**PROBLEM TO WORK ON:**
Scan the records and identify every line in which the string "screenshot" occurs, then return those lines.

Start DATA ENTRIES

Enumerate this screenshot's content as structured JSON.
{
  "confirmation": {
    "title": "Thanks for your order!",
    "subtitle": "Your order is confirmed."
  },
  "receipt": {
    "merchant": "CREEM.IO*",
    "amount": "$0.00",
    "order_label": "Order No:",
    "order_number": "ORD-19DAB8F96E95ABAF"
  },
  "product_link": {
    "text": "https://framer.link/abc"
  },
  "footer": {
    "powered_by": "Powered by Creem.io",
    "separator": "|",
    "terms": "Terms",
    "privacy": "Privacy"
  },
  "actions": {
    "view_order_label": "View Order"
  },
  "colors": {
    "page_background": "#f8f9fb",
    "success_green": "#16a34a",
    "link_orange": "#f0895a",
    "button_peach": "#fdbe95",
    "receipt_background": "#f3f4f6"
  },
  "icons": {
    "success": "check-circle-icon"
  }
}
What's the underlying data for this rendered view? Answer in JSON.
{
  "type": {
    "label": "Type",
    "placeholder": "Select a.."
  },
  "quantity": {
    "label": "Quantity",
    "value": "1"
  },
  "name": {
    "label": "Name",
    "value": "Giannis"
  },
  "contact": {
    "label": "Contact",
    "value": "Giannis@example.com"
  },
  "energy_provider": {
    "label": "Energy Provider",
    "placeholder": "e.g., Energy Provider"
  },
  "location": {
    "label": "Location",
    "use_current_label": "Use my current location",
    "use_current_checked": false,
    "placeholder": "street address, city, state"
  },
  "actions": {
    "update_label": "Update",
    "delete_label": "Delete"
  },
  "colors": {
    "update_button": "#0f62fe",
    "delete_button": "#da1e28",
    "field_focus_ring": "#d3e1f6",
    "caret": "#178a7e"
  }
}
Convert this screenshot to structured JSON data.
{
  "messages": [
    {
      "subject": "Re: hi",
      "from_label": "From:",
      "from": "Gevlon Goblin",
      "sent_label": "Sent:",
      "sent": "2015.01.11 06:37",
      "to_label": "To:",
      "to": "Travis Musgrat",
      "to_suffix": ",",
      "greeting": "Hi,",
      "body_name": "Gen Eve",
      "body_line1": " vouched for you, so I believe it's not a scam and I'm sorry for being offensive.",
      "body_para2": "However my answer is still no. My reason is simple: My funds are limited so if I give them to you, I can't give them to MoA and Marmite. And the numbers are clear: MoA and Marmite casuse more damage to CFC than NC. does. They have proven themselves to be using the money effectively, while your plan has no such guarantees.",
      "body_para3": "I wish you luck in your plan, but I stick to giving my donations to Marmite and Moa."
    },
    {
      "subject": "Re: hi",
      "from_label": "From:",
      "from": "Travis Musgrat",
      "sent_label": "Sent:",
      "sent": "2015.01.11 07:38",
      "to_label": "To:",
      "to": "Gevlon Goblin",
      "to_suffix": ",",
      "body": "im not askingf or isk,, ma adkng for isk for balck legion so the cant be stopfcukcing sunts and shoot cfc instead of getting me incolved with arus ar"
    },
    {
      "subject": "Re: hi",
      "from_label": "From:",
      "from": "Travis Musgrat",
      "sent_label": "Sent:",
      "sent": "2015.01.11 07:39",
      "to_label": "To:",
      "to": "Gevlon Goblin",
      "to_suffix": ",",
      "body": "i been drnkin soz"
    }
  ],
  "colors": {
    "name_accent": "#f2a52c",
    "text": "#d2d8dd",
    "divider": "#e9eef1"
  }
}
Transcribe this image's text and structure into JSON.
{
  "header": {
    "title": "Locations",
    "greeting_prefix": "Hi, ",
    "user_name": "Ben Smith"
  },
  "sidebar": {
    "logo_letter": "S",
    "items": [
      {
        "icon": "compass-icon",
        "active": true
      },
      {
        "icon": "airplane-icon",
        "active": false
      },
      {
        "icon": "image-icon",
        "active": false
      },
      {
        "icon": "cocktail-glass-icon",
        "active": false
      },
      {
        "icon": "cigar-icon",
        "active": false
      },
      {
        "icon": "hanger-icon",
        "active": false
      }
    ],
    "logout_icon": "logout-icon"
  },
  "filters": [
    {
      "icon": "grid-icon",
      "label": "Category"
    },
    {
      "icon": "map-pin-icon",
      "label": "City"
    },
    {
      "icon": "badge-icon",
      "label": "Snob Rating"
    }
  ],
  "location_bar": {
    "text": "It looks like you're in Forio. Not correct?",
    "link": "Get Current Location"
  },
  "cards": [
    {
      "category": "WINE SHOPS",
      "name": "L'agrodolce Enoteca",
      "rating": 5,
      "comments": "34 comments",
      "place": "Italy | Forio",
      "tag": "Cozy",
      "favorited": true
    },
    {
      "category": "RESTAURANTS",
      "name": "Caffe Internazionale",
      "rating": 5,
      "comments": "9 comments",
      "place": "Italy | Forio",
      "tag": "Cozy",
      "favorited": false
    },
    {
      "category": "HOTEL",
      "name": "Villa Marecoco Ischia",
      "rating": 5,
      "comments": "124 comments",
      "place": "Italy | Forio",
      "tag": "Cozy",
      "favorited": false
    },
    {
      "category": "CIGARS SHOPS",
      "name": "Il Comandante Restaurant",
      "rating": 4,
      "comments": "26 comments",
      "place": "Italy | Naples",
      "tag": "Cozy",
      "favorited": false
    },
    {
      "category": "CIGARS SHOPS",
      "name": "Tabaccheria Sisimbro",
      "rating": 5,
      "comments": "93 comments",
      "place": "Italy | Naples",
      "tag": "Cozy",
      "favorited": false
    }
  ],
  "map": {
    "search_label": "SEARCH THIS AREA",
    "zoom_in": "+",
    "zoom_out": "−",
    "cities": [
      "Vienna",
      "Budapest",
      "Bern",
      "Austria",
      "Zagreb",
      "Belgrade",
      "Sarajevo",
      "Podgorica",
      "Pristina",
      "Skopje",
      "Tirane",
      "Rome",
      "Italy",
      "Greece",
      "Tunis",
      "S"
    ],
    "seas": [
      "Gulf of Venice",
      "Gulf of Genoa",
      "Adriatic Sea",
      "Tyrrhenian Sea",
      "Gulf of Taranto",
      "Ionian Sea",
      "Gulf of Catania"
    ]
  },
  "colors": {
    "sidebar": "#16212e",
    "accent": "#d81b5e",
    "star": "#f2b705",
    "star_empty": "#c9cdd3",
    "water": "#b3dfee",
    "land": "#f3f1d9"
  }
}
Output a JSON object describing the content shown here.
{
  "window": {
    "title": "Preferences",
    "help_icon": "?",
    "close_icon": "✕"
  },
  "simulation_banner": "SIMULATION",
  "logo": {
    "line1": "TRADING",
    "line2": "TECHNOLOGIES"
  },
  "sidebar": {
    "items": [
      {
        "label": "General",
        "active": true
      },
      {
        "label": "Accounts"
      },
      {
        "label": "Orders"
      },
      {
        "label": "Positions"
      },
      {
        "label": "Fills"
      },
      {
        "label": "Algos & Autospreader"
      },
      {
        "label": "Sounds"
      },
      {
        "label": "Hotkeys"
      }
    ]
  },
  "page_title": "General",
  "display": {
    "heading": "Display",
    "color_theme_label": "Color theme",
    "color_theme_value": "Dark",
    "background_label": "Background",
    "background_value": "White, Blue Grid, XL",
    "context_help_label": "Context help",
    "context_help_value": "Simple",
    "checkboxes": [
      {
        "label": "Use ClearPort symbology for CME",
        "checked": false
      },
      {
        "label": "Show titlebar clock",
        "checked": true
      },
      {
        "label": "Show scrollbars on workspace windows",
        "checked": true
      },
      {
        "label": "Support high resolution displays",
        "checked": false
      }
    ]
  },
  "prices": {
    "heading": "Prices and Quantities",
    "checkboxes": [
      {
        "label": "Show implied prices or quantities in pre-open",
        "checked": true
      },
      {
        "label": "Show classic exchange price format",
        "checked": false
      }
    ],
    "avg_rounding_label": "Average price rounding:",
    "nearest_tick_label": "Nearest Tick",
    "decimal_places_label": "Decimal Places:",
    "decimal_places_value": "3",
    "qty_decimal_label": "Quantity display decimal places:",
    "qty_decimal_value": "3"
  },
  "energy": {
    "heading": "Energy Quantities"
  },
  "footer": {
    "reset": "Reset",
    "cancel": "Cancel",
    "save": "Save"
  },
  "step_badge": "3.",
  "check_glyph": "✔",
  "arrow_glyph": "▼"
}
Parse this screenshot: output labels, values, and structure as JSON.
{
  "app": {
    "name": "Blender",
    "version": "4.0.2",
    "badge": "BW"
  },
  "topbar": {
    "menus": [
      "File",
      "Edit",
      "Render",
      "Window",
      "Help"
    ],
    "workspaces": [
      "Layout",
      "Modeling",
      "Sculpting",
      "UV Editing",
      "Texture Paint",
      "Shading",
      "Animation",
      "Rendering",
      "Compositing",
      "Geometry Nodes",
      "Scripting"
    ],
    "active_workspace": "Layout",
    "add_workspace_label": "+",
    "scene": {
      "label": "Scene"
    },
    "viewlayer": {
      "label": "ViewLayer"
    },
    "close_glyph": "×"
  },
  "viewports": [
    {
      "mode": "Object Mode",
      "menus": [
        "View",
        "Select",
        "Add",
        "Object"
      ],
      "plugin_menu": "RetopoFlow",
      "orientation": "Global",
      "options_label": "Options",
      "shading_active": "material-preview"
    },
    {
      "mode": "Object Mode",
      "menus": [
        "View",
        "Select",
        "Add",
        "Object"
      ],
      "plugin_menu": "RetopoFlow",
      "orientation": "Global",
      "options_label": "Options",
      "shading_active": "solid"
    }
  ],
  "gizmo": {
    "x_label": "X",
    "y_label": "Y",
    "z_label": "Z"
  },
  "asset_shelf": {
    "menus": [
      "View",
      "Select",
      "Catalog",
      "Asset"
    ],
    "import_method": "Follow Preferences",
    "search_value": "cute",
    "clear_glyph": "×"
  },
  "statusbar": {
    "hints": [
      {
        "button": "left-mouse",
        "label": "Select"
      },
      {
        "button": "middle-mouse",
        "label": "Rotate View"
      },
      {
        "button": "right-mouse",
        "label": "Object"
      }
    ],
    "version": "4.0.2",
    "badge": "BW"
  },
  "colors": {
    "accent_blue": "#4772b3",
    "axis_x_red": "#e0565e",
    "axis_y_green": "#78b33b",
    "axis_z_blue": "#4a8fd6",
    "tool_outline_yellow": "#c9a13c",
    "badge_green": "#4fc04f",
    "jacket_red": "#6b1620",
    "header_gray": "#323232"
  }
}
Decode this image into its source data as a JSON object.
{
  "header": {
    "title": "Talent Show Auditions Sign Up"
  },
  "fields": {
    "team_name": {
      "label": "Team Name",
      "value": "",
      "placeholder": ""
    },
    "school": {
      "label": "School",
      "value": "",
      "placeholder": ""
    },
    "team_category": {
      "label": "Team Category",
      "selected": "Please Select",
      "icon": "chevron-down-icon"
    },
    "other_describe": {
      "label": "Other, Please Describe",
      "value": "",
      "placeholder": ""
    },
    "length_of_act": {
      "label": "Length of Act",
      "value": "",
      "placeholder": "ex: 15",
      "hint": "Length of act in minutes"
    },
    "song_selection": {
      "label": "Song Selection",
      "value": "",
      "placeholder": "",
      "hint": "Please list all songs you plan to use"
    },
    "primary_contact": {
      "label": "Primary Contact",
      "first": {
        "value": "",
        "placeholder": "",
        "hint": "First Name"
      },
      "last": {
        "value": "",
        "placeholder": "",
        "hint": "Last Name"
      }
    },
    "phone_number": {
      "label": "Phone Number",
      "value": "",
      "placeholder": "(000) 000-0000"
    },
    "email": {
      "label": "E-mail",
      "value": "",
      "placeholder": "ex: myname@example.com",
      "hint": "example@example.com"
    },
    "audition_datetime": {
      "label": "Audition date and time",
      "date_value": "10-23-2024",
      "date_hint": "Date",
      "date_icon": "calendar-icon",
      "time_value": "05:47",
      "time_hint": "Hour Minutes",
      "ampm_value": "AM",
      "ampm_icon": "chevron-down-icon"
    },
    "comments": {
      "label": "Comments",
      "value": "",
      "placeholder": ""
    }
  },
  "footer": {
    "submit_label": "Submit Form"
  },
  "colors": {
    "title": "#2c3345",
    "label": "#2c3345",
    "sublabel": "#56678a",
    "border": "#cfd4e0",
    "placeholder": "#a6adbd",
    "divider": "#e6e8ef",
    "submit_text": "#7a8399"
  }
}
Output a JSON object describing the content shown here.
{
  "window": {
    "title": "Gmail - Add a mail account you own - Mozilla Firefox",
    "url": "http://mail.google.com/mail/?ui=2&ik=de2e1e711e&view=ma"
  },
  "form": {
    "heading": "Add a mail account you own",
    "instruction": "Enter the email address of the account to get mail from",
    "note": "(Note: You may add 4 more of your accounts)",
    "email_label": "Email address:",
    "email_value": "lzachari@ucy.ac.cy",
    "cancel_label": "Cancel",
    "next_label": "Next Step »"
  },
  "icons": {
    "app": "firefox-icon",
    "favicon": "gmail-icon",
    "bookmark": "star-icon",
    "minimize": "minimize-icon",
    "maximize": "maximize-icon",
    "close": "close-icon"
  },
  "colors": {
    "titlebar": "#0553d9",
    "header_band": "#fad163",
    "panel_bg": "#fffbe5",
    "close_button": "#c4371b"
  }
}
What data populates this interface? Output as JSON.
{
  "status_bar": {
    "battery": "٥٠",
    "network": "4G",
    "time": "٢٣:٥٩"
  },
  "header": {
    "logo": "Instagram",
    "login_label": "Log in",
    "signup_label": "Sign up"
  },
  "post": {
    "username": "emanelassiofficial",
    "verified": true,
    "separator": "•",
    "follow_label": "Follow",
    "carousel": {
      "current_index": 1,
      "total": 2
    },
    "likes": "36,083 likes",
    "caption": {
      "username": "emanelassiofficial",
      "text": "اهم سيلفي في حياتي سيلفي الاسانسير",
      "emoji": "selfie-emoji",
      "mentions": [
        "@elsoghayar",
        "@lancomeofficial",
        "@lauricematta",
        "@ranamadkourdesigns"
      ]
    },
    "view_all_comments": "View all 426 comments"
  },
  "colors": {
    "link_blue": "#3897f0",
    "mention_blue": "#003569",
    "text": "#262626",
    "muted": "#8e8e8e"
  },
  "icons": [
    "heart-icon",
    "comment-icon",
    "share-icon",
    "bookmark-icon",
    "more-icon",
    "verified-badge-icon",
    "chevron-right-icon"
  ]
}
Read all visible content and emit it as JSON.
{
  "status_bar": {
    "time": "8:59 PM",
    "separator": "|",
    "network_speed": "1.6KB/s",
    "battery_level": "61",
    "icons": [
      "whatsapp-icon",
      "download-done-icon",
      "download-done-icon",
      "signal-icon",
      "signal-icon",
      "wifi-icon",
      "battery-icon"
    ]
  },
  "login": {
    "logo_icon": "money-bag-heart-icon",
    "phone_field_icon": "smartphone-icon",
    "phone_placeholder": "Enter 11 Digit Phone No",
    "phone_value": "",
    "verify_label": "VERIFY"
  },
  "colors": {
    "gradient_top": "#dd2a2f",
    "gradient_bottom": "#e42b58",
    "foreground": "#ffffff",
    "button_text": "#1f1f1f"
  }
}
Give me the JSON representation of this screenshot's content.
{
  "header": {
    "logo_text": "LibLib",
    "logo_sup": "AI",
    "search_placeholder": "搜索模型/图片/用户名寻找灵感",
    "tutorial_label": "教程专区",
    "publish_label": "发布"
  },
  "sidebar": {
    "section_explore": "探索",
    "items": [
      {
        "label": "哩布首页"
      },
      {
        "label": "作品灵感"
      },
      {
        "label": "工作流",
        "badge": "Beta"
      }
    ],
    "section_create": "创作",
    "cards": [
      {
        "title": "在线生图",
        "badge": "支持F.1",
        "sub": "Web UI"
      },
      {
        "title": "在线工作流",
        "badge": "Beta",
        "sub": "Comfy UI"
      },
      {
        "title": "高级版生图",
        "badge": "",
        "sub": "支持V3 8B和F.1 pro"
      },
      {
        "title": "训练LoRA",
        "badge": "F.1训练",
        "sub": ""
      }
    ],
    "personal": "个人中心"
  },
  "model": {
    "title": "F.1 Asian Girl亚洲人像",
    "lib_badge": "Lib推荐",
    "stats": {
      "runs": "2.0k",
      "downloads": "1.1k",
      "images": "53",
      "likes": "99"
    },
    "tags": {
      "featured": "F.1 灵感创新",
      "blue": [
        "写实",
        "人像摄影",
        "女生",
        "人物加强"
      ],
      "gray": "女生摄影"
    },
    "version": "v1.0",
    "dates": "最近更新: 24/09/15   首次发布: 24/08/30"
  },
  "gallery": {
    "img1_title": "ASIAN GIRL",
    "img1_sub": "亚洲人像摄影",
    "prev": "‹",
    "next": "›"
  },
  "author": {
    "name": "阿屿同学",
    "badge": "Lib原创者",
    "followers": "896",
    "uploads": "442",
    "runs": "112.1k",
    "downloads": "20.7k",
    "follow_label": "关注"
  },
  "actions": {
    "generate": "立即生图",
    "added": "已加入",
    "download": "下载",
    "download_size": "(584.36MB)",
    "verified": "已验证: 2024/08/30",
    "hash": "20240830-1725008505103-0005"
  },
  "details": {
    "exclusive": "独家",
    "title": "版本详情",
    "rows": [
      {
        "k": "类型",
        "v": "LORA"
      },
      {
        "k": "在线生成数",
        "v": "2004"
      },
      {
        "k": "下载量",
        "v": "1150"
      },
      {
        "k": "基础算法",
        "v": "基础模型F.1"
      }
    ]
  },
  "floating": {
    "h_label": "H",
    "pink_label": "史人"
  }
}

End DATA ENTRIES

**REPLY TO THE EXERCISE:**
Enumerate this screenshot's content as structured JSON.
Convert this screenshot to structured JSON data.
Parse this screenshot: output labels, values, and structure as JSON.
Give me the JSON representation of this screenshot's content.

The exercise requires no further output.